◆ Objective ◆
Write out each line of the material again, word for word.

◆ The records ◆
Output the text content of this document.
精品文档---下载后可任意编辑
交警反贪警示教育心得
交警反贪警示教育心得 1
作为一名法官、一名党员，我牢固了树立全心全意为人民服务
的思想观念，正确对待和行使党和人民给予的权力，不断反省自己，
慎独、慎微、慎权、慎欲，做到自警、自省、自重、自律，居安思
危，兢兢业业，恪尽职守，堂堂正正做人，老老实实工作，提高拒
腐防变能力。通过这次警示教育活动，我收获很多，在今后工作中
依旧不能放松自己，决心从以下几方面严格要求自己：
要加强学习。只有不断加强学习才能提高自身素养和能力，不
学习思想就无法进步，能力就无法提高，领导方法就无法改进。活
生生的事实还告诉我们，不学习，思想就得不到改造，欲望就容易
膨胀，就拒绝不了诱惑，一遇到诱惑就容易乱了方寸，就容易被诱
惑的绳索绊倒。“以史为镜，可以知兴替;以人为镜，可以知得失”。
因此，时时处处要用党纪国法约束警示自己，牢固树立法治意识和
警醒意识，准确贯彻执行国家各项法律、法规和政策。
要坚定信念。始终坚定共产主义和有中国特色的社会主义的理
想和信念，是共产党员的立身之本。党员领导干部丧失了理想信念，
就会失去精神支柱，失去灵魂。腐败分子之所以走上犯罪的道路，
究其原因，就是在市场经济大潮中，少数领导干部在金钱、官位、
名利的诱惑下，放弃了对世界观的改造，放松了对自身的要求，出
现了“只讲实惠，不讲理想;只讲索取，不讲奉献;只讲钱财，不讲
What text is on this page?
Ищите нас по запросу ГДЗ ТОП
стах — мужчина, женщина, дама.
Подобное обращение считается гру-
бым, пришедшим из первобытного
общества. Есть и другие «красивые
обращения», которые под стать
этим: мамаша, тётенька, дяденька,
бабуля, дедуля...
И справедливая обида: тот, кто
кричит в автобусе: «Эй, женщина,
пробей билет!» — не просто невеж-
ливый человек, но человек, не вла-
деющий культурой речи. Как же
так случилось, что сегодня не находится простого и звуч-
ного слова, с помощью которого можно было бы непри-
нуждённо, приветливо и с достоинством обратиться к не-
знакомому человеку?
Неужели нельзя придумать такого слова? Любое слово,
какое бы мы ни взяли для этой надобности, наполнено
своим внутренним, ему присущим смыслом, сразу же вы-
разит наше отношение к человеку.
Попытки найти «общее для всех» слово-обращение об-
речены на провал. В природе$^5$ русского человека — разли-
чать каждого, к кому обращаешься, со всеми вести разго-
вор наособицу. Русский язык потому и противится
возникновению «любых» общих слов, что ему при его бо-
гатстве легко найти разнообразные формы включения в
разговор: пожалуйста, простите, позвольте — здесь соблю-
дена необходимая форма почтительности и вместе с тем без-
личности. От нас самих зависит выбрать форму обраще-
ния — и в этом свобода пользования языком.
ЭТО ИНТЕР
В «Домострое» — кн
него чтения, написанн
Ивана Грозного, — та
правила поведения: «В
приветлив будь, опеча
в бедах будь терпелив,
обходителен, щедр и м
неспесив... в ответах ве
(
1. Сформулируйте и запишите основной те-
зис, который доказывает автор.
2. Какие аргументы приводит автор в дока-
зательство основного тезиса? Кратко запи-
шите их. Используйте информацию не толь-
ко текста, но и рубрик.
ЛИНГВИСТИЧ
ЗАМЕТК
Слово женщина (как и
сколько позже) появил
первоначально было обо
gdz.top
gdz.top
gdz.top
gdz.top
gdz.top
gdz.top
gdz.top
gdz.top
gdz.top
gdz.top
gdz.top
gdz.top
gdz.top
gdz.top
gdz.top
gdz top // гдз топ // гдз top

◆ Solution for this task ◆
Output the text content of this document.
精品文档---下载后可任意编辑
交警反贪警示教育心得
交警反贪警示教育心得 1
作为一名法官、一名党员，我牢固了树立全心全意为人民服务
的思想观念，正确对待和行使党和人民给予的权力，不断反省自己，
慎独、慎微、慎权、慎欲，做到自警、自省、自重、自律，居安思
危，兢兢业业，恪尽职守，堂堂正正做人，老老实实工作，提高拒
腐防变能力。通过这次警示教育活动，我收获很多，在今后工作中
依旧不能放松自己，决心从以下几方面严格要求自己：
要加强学习。只有不断加强学习才能提高自身素养和能力，不
学习思想就无法进步，能力就无法提高，领导方法就无法改进。活
生生的事实还告诉我们，不学习，思想就得不到改造，欲望就容易
膨胀，就拒绝不了诱惑，一遇到诱惑就容易乱了方寸，就容易被诱
惑的绳索绊倒。“以史为镜，可以知兴替;以人为镜，可以知得失”。
因此，时时处处要用党纪国法约束警示自己，牢固树立法治意识和
警醒意识，准确贯彻执行国家各项法律、法规和政策。
要坚定信念。始终坚定共产主义和有中国特色的社会主义的理
想和信念，是共产党员的立身之本。党员领导干部丧失了理想信念，
就会失去精神支柱，失去灵魂。腐败分子之所以走上犯罪的道路，
究其原因，就是在市场经济大潮中，少数领导干部在金钱、官位、
名利的诱惑下，放弃了对世界观的改造，放松了对自身的要求，出
现了“只讲实惠，不讲理想;只讲索取，不讲奉献;只讲钱财，不讲
What text is on this page?
Ищите нас по запросу ГДЗ ТОП
стах — мужчина, женщина, дама.
Подобное обращение считается гру-
бым, пришедшим из первобытного
общества. Есть и другие «красивые
обращения», которые под стать
этим: мамаша, тётенька, дяденька,
бабуля, дедуля...
И справедливая обида: тот, кто
кричит в автобусе: «Эй, женщина,
пробей билет!» — не просто невеж-
ливый человек, но человек, не вла-
деющий культурой речи. Как же
так случилось, что сегодня не находится простого и звуч-
ного слова, с помощью которого можно было бы непри-
нуждённо, приветливо и с достоинством обратиться к не-
знакомому человеку?
Неужели нельзя придумать такого слова? Любое слово,
какое бы мы ни взяли для этой надобности, наполнено
своим внутренним, ему присущим смыслом, сразу же вы-
разит наше отношение к человеку.
Попытки найти «общее для всех» слово-обращение об-
речены на провал. В природе$^5$ русского человека — разли-
чать каждого, к кому обращаешься, со всеми вести разго-
вор наособицу. Русский язык потому и противится
возникновению «любых» общих слов, что ему при его бо-
гатстве легко найти разнообразные формы включения в
разговор: пожалуйста, простите, позвольте — здесь соблю-
дена необходимая форма почтительности и вместе с тем без-
личности. От нас самих зависит выбрать форму обраще-
ния — и в этом свобода пользования языком.
ЭТО ИНТЕР
В «Домострое» — кн
него чтения, написанн
Ивана Грозного, — та
правила поведения: «В
приветлив будь, опеча
в бедах будь терпелив,
обходителен, щедр и м
неспесив... в ответах ве
(
1. Сформулируйте и запишите основной те-
зис, который доказывает автор.
2. Какие аргументы приводит автор в дока-
зательство основного тезиса? Кратко запи-
шите их. Используйте информацию не толь-
ко текста, но и рубрик.
ЛИНГВИСТИЧ
ЗАМЕТК
Слово женщина (как и
сколько позже) появил
первоначально было обо
gdz.top
gdz.top
gdz.top
gdz.top
gdz.top
gdz.top
gdz.top
gdz.top
gdz.top
gdz.top
gdz.top
gdz.top
gdz.top
gdz.top
gdz.top
gdz top // гдз топ // гдз top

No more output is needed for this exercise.